┌──

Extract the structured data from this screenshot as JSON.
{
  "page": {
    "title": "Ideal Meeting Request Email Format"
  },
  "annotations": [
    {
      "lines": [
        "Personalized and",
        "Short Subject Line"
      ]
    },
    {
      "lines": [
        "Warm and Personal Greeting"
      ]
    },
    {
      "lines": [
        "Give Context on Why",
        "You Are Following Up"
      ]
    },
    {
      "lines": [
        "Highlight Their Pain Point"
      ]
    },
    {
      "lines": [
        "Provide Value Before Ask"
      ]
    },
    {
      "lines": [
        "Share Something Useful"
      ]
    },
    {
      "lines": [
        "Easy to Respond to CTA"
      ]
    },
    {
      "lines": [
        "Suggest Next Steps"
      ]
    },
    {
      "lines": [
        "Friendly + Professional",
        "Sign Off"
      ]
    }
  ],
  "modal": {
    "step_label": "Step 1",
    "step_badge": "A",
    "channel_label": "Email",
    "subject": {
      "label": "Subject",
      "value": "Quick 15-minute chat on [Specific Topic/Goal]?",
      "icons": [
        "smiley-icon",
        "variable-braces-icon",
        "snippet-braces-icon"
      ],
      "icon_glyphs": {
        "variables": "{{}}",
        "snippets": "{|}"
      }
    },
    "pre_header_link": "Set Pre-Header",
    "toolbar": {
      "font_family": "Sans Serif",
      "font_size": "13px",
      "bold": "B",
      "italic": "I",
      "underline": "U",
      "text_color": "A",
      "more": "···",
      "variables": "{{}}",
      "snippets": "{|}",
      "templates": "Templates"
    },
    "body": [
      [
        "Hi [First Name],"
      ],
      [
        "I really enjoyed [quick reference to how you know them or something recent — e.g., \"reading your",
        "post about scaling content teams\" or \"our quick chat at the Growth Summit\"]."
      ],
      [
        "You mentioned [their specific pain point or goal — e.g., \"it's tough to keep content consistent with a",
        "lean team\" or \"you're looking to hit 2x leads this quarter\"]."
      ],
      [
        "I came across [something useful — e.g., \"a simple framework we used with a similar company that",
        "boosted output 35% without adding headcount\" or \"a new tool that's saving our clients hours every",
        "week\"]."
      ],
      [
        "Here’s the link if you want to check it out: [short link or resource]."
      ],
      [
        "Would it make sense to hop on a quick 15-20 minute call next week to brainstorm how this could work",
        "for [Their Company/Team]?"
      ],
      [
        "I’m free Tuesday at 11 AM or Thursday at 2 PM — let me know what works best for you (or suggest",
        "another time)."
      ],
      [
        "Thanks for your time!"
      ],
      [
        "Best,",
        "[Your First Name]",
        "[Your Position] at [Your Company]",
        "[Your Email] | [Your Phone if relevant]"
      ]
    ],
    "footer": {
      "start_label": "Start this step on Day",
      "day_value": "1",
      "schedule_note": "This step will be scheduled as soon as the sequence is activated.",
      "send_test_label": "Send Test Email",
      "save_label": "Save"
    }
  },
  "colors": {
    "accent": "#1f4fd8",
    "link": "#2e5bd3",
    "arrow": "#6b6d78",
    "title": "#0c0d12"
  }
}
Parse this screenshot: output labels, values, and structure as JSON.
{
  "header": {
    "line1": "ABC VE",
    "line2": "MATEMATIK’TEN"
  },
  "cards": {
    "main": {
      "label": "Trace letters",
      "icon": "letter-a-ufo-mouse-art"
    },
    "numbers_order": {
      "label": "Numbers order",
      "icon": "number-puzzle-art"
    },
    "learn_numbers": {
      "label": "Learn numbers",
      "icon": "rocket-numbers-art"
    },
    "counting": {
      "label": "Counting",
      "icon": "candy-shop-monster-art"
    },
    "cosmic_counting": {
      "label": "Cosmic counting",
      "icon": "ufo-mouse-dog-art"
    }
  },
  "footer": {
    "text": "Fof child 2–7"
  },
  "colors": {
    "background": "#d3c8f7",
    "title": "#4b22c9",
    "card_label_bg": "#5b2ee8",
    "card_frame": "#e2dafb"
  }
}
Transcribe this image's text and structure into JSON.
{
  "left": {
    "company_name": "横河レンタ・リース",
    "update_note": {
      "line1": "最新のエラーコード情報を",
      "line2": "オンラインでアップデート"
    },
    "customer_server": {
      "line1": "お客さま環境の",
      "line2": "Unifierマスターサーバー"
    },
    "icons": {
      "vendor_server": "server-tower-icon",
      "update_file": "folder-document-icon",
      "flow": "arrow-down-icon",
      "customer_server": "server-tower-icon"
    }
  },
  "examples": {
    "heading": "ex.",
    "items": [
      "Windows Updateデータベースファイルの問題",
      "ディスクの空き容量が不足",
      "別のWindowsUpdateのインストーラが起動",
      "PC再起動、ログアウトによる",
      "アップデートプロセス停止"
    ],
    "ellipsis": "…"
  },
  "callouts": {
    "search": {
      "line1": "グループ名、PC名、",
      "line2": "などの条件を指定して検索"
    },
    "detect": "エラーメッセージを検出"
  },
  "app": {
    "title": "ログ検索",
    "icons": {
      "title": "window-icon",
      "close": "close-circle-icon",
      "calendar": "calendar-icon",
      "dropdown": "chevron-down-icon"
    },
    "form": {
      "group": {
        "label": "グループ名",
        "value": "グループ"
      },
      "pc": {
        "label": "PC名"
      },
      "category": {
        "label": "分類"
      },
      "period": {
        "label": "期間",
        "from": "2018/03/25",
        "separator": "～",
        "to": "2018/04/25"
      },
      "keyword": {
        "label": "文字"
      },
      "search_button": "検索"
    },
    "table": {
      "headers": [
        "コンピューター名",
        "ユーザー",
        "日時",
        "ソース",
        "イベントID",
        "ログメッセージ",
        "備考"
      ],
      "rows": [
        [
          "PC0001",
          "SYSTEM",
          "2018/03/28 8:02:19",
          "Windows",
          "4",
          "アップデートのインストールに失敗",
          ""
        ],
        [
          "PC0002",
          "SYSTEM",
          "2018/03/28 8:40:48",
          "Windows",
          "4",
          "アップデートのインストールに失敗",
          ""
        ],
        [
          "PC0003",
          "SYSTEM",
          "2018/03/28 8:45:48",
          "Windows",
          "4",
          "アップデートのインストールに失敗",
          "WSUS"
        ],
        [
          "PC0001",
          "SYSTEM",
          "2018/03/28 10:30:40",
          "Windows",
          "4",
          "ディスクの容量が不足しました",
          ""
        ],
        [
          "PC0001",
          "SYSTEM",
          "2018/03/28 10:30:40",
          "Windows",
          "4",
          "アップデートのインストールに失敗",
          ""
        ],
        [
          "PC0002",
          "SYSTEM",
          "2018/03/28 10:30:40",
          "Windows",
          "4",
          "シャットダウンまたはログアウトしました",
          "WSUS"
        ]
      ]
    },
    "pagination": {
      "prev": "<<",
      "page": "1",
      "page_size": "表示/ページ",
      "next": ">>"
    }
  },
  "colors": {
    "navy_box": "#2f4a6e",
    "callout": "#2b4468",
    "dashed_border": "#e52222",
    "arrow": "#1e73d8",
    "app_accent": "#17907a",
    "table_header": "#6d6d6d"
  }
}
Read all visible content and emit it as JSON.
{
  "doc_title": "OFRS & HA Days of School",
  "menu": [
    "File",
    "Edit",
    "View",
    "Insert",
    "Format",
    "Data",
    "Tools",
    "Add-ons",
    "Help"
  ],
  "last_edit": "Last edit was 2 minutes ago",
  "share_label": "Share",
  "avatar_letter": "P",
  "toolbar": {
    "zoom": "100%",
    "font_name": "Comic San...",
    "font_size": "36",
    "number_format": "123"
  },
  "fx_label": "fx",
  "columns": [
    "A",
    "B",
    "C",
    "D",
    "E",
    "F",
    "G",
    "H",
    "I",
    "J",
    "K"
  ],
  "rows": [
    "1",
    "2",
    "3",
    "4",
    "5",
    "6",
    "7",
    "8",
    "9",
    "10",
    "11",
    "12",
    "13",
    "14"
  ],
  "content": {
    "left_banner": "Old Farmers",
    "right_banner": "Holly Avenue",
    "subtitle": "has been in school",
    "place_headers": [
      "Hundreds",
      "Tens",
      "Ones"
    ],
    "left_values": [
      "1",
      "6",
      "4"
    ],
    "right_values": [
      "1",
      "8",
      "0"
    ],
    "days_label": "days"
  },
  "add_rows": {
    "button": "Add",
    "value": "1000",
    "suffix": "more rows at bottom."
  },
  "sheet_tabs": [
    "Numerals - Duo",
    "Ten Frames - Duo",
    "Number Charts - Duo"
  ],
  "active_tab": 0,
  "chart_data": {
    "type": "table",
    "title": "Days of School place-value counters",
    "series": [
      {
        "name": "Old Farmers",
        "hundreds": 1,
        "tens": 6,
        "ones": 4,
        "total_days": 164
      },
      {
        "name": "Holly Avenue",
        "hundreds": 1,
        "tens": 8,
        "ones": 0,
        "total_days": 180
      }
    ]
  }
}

└──

_EXERCISE OBJECTIVE:_ Show every line in the entries where the string "tower" occurs.

_WORKED SOLUTION:_
      "vendor_server": "server-tower-icon",
      "customer_server": "server-tower-icon"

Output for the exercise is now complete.